Only the number is wanted: how many lines contain the word "Cena"?

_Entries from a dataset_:
= = = =

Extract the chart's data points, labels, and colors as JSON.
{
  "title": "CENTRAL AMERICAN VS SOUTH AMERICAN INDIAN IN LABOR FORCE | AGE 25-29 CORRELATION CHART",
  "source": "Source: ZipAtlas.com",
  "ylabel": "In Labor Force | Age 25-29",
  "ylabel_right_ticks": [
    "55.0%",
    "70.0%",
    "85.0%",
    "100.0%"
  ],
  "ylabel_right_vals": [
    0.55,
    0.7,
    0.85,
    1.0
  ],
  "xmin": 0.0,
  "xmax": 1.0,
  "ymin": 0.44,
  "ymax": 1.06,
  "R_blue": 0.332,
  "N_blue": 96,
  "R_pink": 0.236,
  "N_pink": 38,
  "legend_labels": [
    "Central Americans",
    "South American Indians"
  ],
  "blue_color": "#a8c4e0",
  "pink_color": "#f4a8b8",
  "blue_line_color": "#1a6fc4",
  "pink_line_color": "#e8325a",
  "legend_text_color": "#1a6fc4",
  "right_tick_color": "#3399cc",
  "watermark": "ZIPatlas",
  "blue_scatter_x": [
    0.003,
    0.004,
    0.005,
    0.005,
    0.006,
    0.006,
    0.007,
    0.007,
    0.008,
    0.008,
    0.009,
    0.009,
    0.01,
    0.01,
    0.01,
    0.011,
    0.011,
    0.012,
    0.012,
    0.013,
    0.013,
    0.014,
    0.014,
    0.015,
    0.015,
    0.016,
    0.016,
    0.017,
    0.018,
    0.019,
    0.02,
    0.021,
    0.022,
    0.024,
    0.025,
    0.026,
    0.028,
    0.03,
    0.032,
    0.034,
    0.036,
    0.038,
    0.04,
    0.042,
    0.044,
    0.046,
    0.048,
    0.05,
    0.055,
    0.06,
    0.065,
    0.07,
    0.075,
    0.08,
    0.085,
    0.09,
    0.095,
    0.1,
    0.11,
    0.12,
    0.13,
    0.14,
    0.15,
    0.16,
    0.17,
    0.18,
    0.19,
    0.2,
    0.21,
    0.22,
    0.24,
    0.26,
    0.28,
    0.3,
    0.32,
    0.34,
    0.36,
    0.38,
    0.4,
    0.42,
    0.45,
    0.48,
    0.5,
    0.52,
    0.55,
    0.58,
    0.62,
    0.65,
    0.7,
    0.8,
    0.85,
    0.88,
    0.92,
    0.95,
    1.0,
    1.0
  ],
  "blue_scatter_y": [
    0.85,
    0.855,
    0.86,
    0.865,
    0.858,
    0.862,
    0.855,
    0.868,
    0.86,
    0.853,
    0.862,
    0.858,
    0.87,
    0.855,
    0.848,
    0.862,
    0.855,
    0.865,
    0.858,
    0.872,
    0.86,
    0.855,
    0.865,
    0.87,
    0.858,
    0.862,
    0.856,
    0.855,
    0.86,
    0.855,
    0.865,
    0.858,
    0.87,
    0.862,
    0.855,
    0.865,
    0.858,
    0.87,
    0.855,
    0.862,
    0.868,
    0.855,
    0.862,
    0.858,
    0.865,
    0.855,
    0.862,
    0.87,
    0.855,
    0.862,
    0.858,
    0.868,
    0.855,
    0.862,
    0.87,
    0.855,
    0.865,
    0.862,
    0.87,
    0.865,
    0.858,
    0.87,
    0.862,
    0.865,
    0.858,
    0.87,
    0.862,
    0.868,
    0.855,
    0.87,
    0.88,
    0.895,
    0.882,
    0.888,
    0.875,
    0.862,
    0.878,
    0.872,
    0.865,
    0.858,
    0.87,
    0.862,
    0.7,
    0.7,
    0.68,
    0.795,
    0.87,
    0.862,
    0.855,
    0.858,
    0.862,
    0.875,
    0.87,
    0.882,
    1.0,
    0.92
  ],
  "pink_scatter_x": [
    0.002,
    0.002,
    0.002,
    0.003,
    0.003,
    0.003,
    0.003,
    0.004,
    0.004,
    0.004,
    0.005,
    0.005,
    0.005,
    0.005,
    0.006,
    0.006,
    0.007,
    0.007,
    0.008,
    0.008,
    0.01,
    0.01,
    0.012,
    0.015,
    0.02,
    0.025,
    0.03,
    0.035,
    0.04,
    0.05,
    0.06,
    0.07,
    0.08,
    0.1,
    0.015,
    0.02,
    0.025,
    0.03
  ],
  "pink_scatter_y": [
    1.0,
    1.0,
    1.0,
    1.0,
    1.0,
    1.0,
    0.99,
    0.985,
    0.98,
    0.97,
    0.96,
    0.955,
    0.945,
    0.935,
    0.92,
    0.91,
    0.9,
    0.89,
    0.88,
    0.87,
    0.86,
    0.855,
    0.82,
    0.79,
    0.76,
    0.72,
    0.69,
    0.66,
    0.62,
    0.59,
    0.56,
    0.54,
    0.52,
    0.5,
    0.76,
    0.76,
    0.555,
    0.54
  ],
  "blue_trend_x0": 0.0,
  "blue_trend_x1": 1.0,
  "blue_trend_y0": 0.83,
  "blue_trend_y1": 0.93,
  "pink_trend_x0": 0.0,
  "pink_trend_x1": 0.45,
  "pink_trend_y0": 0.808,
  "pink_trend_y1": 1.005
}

= = = =

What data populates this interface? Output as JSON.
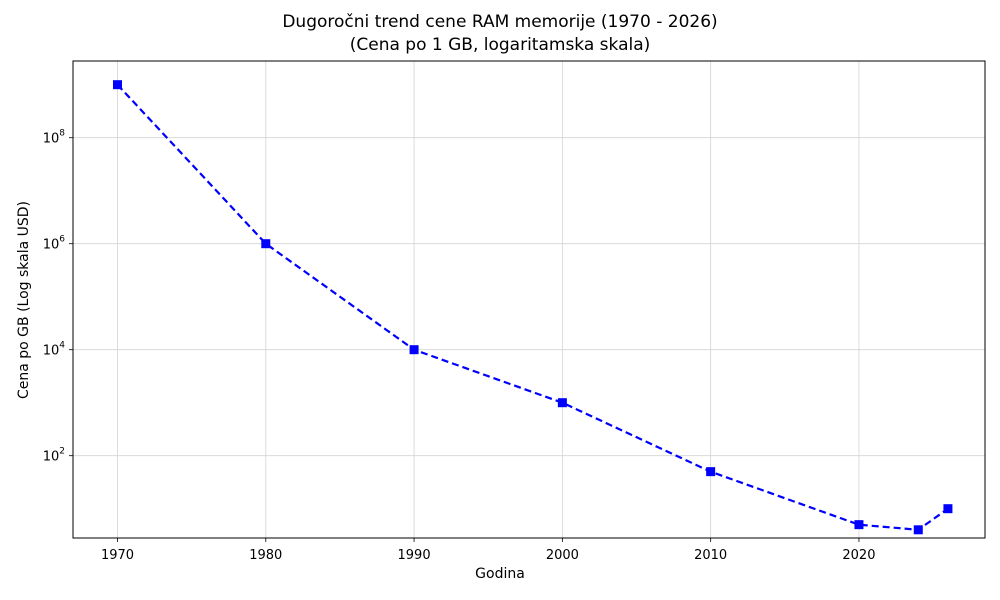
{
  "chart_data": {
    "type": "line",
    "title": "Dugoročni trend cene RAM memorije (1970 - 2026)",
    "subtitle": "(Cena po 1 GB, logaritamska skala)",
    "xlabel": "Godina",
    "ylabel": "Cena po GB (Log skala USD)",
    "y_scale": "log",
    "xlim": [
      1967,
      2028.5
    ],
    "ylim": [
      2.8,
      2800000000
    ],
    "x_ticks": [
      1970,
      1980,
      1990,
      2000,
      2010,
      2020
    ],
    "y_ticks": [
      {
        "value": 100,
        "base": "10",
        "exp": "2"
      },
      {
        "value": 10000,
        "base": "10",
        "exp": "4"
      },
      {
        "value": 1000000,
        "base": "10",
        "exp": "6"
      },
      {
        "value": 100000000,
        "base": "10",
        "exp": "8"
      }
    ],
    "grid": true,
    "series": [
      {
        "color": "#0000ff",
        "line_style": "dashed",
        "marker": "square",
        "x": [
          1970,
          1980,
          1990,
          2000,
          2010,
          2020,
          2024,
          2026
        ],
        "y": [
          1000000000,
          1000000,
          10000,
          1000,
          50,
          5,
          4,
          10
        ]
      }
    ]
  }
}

= = = =

_Expected answer_: 2